■ **Task directions**:
Please give the data below again in full, exactly as it stands.

■ **Available data**:
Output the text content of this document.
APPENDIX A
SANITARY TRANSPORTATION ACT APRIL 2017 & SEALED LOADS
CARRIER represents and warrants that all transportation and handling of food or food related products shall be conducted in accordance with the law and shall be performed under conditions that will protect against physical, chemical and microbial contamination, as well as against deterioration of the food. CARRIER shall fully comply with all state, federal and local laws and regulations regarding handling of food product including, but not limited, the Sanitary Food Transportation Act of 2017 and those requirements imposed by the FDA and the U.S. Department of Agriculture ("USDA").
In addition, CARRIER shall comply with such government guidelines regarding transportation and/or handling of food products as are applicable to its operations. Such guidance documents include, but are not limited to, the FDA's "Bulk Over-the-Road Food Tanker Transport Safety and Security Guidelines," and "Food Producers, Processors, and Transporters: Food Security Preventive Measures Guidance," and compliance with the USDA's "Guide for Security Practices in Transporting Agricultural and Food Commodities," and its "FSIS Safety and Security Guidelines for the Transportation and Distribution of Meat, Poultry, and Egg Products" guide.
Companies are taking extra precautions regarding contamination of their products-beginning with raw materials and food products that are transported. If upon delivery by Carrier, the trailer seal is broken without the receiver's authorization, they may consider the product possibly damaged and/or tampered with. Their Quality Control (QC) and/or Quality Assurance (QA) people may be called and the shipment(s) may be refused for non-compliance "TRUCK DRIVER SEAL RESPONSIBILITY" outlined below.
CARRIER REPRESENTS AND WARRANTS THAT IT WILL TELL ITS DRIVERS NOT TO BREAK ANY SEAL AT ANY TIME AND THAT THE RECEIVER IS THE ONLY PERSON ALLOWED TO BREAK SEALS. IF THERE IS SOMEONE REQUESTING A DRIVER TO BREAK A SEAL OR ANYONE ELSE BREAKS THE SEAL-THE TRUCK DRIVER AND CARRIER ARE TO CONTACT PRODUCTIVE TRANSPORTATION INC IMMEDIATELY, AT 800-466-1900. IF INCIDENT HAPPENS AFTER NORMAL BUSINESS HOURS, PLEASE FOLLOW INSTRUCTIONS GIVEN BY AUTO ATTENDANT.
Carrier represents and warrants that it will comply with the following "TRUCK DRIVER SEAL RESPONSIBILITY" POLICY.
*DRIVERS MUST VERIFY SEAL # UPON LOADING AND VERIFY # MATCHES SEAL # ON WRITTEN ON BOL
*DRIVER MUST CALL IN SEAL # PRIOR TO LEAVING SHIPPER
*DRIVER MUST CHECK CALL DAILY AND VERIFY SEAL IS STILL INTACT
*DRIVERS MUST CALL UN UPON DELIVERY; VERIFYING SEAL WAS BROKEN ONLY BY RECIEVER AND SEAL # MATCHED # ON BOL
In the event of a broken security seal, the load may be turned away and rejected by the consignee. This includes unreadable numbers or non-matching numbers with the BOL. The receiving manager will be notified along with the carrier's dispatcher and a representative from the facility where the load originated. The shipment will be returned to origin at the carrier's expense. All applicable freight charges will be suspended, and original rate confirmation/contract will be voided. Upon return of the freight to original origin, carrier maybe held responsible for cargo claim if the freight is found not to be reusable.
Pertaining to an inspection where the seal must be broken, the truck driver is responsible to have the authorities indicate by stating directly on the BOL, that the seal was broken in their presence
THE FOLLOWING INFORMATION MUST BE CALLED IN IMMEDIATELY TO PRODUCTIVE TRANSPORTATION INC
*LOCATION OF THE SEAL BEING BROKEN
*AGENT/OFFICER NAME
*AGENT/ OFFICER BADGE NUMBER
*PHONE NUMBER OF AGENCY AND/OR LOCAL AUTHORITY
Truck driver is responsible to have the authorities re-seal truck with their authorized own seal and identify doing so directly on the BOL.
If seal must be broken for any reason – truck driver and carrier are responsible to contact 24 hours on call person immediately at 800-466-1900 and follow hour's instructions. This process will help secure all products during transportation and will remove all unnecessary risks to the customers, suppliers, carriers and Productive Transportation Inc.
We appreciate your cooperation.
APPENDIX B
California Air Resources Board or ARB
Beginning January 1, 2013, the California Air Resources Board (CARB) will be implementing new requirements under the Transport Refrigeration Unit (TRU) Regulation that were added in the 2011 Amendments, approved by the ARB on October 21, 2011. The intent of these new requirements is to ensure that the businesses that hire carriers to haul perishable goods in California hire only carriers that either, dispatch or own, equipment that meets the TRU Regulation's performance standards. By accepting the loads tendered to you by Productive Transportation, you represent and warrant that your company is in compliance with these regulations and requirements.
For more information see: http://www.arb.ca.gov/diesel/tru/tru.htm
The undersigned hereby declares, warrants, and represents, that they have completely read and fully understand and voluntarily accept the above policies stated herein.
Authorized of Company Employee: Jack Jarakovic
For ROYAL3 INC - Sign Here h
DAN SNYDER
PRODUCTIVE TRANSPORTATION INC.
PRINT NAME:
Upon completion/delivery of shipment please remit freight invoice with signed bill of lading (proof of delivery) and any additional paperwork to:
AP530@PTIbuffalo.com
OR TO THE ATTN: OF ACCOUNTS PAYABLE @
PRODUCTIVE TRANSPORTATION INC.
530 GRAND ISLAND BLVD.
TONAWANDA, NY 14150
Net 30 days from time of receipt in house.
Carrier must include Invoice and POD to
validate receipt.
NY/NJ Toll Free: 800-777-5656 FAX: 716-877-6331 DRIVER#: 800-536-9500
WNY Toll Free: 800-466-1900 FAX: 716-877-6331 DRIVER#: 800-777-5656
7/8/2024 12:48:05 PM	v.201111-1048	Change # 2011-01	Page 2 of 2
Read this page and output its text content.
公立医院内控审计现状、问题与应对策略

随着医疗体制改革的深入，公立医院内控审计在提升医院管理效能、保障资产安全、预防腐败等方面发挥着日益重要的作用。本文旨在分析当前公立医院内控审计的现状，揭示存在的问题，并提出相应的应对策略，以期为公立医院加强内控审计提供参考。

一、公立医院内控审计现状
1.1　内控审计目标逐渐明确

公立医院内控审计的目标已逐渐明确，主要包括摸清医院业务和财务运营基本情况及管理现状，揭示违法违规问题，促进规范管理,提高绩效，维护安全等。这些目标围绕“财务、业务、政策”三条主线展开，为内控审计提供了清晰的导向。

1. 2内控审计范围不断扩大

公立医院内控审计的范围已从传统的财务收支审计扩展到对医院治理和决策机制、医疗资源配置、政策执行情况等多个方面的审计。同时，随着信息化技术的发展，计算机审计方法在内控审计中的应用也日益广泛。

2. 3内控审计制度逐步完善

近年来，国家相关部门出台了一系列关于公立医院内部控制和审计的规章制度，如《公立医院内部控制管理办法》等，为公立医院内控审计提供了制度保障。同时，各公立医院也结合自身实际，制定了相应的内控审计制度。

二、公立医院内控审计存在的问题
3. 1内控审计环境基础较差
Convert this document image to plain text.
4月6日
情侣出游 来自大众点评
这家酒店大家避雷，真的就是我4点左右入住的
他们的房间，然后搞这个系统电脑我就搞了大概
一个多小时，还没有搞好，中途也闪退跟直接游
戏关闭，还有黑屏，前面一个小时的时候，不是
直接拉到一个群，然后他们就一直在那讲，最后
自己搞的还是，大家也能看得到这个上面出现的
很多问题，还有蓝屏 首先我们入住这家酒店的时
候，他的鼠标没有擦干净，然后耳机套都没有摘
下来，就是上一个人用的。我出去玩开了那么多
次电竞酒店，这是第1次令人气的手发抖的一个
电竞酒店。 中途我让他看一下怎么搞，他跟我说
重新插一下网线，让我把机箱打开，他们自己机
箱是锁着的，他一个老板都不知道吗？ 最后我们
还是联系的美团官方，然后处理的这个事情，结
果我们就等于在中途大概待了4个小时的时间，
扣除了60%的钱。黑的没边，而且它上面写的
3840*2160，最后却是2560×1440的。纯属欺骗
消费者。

■ **Solution**:
Output the text content of this document.
APPENDIX A
SANITARY TRANSPORTATION ACT APRIL 2017 & SEALED LOADS
CARRIER represents and warrants that all transportation and handling of food or food related products shall be conducted in accordance with the law and shall be performed under conditions that will protect against physical, chemical and microbial contamination, as well as against deterioration of the food. CARRIER shall fully comply with all state, federal and local laws and regulations regarding handling of food product including, but not limited, the Sanitary Food Transportation Act of 2017 and those requirements imposed by the FDA and the U.S. Department of Agriculture ("USDA").
In addition, CARRIER shall comply with such government guidelines regarding transportation and/or handling of food products as are applicable to its operations. Such guidance documents include, but are not limited to, the FDA's "Bulk Over-the-Road Food Tanker Transport Safety and Security Guidelines," and "Food Producers, Processors, and Transporters: Food Security Preventive Measures Guidance," and compliance with the USDA's "Guide for Security Practices in Transporting Agricultural and Food Commodities," and its "FSIS Safety and Security Guidelines for the Transportation and Distribution of Meat, Poultry, and Egg Products" guide.
Companies are taking extra precautions regarding contamination of their products-beginning with raw materials and food products that are transported. If upon delivery by Carrier, the trailer seal is broken without the receiver's authorization, they may consider the product possibly damaged and/or tampered with. Their Quality Control (QC) and/or Quality Assurance (QA) people may be called and the shipment(s) may be refused for non-compliance "TRUCK DRIVER SEAL RESPONSIBILITY" outlined below.
CARRIER REPRESENTS AND WARRANTS THAT IT WILL TELL ITS DRIVERS NOT TO BREAK ANY SEAL AT ANY TIME AND THAT THE RECEIVER IS THE ONLY PERSON ALLOWED TO BREAK SEALS. IF THERE IS SOMEONE REQUESTING A DRIVER TO BREAK A SEAL OR ANYONE ELSE BREAKS THE SEAL-THE TRUCK DRIVER AND CARRIER ARE TO CONTACT PRODUCTIVE TRANSPORTATION INC IMMEDIATELY, AT 800-466-1900. IF INCIDENT HAPPENS AFTER NORMAL BUSINESS HOURS, PLEASE FOLLOW INSTRUCTIONS GIVEN BY AUTO ATTENDANT.
Carrier represents and warrants that it will comply with the following "TRUCK DRIVER SEAL RESPONSIBILITY" POLICY.
*DRIVERS MUST VERIFY SEAL # UPON LOADING AND VERIFY # MATCHES SEAL # ON WRITTEN ON BOL
*DRIVER MUST CALL IN SEAL # PRIOR TO LEAVING SHIPPER
*DRIVER MUST CHECK CALL DAILY AND VERIFY SEAL IS STILL INTACT
*DRIVERS MUST CALL UN UPON DELIVERY; VERIFYING SEAL WAS BROKEN ONLY BY RECIEVER AND SEAL # MATCHED # ON BOL
In the event of a broken security seal, the load may be turned away and rejected by the consignee. This includes unreadable numbers or non-matching numbers with the BOL. The receiving manager will be notified along with the carrier's dispatcher and a representative from the facility where the load originated. The shipment will be returned to origin at the carrier's expense. All applicable freight charges will be suspended, and original rate confirmation/contract will be voided. Upon return of the freight to original origin, carrier maybe held responsible for cargo claim if the freight is found not to be reusable.
Pertaining to an inspection where the seal must be broken, the truck driver is responsible to have the authorities indicate by stating directly on the BOL, that the seal was broken in their presence
THE FOLLOWING INFORMATION MUST BE CALLED IN IMMEDIATELY TO PRODUCTIVE TRANSPORTATION INC
*LOCATION OF THE SEAL BEING BROKEN
*AGENT/OFFICER NAME
*AGENT/ OFFICER BADGE NUMBER
*PHONE NUMBER OF AGENCY AND/OR LOCAL AUTHORITY
Truck driver is responsible to have the authorities re-seal truck with their authorized own seal and identify doing so directly on the BOL.
If seal must be broken for any reason – truck driver and carrier are responsible to contact 24 hours on call person immediately at 800-466-1900 and follow hour's instructions. This process will help secure all products during transportation and will remove all unnecessary risks to the customers, suppliers, carriers and Productive Transportation Inc.
We appreciate your cooperation.
APPENDIX B
California Air Resources Board or ARB
Beginning January 1, 2013, the California Air Resources Board (CARB) will be implementing new requirements under the Transport Refrigeration Unit (TRU) Regulation that were added in the 2011 Amendments, approved by the ARB on October 21, 2011. The intent of these new requirements is to ensure that the businesses that hire carriers to haul perishable goods in California hire only carriers that either, dispatch or own, equipment that meets the TRU Regulation's performance standards. By accepting the loads tendered to you by Productive Transportation, you represent and warrant that your company is in compliance with these regulations and requirements.
For more information see: http://www.arb.ca.gov/diesel/tru/tru.htm
The undersigned hereby declares, warrants, and represents, that they have completely read and fully understand and voluntarily accept the above policies stated herein.
Authorized of Company Employee: Jack Jarakovic
For ROYAL3 INC - Sign Here h
DAN SNYDER
PRODUCTIVE TRANSPORTATION INC.
PRINT NAME:
Upon completion/delivery of shipment please remit freight invoice with signed bill of lading (proof of delivery) and any additional paperwork to:
AP530@PTIbuffalo.com
OR TO THE ATTN: OF ACCOUNTS PAYABLE @
PRODUCTIVE TRANSPORTATION INC.
530 GRAND ISLAND BLVD.
TONAWANDA, NY 14150
Net 30 days from time of receipt in house.
Carrier must include Invoice and POD to
validate receipt.
NY/NJ Toll Free: 800-777-5656 FAX: 716-877-6331 DRIVER#: 800-536-9500
WNY Toll Free: 800-466-1900 FAX: 716-877-6331 DRIVER#: 800-777-5656
7/8/2024 12:48:05 PM	v.201111-1048	Change # 2011-01	Page 2 of 2
Read this page and output its text content.
公立医院内控审计现状、问题与应对策略

随着医疗体制改革的深入，公立医院内控审计在提升医院管理效能、保障资产安全、预防腐败等方面发挥着日益重要的作用。本文旨在分析当前公立医院内控审计的现状，揭示存在的问题，并提出相应的应对策略，以期为公立医院加强内控审计提供参考。

一、公立医院内控审计现状
1.1　内控审计目标逐渐明确

公立医院内控审计的目标已逐渐明确，主要包括摸清医院业务和财务运营基本情况及管理现状，揭示违法违规问题，促进规范管理,提高绩效，维护安全等。这些目标围绕“财务、业务、政策”三条主线展开，为内控审计提供了清晰的导向。

1. 2内控审计范围不断扩大

公立医院内控审计的范围已从传统的财务收支审计扩展到对医院治理和决策机制、医疗资源配置、政策执行情况等多个方面的审计。同时，随着信息化技术的发展，计算机审计方法在内控审计中的应用也日益广泛。

2. 3内控审计制度逐步完善

近年来，国家相关部门出台了一系列关于公立医院内部控制和审计的规章制度，如《公立医院内部控制管理办法》等，为公立医院内控审计提供了制度保障。同时，各公立医院也结合自身实际，制定了相应的内控审计制度。

二、公立医院内控审计存在的问题
3. 1内控审计环境基础较差
Convert this document image to plain text.
4月6日
情侣出游 来自大众点评
这家酒店大家避雷，真的就是我4点左右入住的
他们的房间，然后搞这个系统电脑我就搞了大概
一个多小时，还没有搞好，中途也闪退跟直接游
戏关闭，还有黑屏，前面一个小时的时候，不是
直接拉到一个群，然后他们就一直在那讲，最后
自己搞的还是，大家也能看得到这个上面出现的
很多问题，还有蓝屏 首先我们入住这家酒店的时
候，他的鼠标没有擦干净，然后耳机套都没有摘
下来，就是上一个人用的。我出去玩开了那么多
次电竞酒店，这是第1次令人气的手发抖的一个
电竞酒店。 中途我让他看一下怎么搞，他跟我说
重新插一下网线，让我把机箱打开，他们自己机
箱是锁着的，他一个老板都不知道吗？ 最后我们
还是联系的美团官方，然后处理的这个事情，结
果我们就等于在中途大概待了4个小时的时间，
扣除了60%的钱。黑的没边，而且它上面写的
3840*2160，最后却是2560×1440的。纯属欺骗
消费者。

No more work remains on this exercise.